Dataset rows
────────
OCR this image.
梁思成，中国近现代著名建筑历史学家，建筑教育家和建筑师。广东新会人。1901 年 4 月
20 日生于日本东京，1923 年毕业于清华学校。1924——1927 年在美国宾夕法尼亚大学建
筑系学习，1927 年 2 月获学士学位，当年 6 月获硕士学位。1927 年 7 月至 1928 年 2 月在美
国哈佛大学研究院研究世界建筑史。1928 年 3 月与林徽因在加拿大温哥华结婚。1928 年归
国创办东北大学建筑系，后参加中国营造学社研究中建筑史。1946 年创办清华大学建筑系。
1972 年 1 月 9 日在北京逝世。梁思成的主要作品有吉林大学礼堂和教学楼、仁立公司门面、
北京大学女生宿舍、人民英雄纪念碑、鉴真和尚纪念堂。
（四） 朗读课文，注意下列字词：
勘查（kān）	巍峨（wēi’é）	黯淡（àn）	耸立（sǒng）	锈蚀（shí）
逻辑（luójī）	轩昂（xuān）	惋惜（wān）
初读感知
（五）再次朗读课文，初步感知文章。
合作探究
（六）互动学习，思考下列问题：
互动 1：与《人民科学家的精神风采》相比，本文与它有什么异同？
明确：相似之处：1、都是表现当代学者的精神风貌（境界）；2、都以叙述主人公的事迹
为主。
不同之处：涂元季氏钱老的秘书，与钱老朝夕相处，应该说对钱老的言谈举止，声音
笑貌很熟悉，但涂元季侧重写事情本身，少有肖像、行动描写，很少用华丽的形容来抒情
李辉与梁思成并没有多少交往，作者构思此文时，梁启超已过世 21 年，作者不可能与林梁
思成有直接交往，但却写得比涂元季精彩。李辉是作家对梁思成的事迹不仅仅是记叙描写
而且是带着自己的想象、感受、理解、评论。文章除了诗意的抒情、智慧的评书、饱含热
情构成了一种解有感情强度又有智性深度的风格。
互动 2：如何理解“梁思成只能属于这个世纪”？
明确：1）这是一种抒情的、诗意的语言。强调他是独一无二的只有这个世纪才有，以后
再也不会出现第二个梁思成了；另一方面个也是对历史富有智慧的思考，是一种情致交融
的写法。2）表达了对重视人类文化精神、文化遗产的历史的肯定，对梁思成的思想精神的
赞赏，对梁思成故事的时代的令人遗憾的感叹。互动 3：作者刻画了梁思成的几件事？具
────────
Give all the entries again exactly; leave none out.

■ RESPONSE FOR THIS EXERCISE:
OCR this image.
梁思成，中国近现代著名建筑历史学家，建筑教育家和建筑师。广东新会人。1901 年 4 月
20 日生于日本东京，1923 年毕业于清华学校。1924——1927 年在美国宾夕法尼亚大学建
筑系学习，1927 年 2 月获学士学位，当年 6 月获硕士学位。1927 年 7 月至 1928 年 2 月在美
国哈佛大学研究院研究世界建筑史。1928 年 3 月与林徽因在加拿大温哥华结婚。1928 年归
国创办东北大学建筑系，后参加中国营造学社研究中建筑史。1946 年创办清华大学建筑系。
1972 年 1 月 9 日在北京逝世。梁思成的主要作品有吉林大学礼堂和教学楼、仁立公司门面、
北京大学女生宿舍、人民英雄纪念碑、鉴真和尚纪念堂。
（四） 朗读课文，注意下列字词：
勘查（kān）	巍峨（wēi’é）	黯淡（àn）	耸立（sǒng）	锈蚀（shí）
逻辑（luójī）	轩昂（xuān）	惋惜（wān）
初读感知
（五）再次朗读课文，初步感知文章。
合作探究
（六）互动学习，思考下列问题：
互动 1：与《人民科学家的精神风采》相比，本文与它有什么异同？
明确：相似之处：1、都是表现当代学者的精神风貌（境界）；2、都以叙述主人公的事迹
为主。
不同之处：涂元季氏钱老的秘书，与钱老朝夕相处，应该说对钱老的言谈举止，声音
笑貌很熟悉，但涂元季侧重写事情本身，少有肖像、行动描写，很少用华丽的形容来抒情
李辉与梁思成并没有多少交往，作者构思此文时，梁启超已过世 21 年，作者不可能与林梁
思成有直接交往，但却写得比涂元季精彩。李辉是作家对梁思成的事迹不仅仅是记叙描写
而且是带着自己的想象、感受、理解、评论。文章除了诗意的抒情、智慧的评书、饱含热
情构成了一种解有感情强度又有智性深度的风格。
互动 2：如何理解“梁思成只能属于这个世纪”？
明确：1）这是一种抒情的、诗意的语言。强调他是独一无二的只有这个世纪才有，以后
再也不会出现第二个梁思成了；另一方面个也是对历史富有智慧的思考，是一种情致交融
的写法。2）表达了对重视人类文化精神、文化遗产的历史的肯定，对梁思成的思想精神的
赞赏，对梁思成故事的时代的令人遗憾的感叹。互动 3：作者刻画了梁思成的几件事？具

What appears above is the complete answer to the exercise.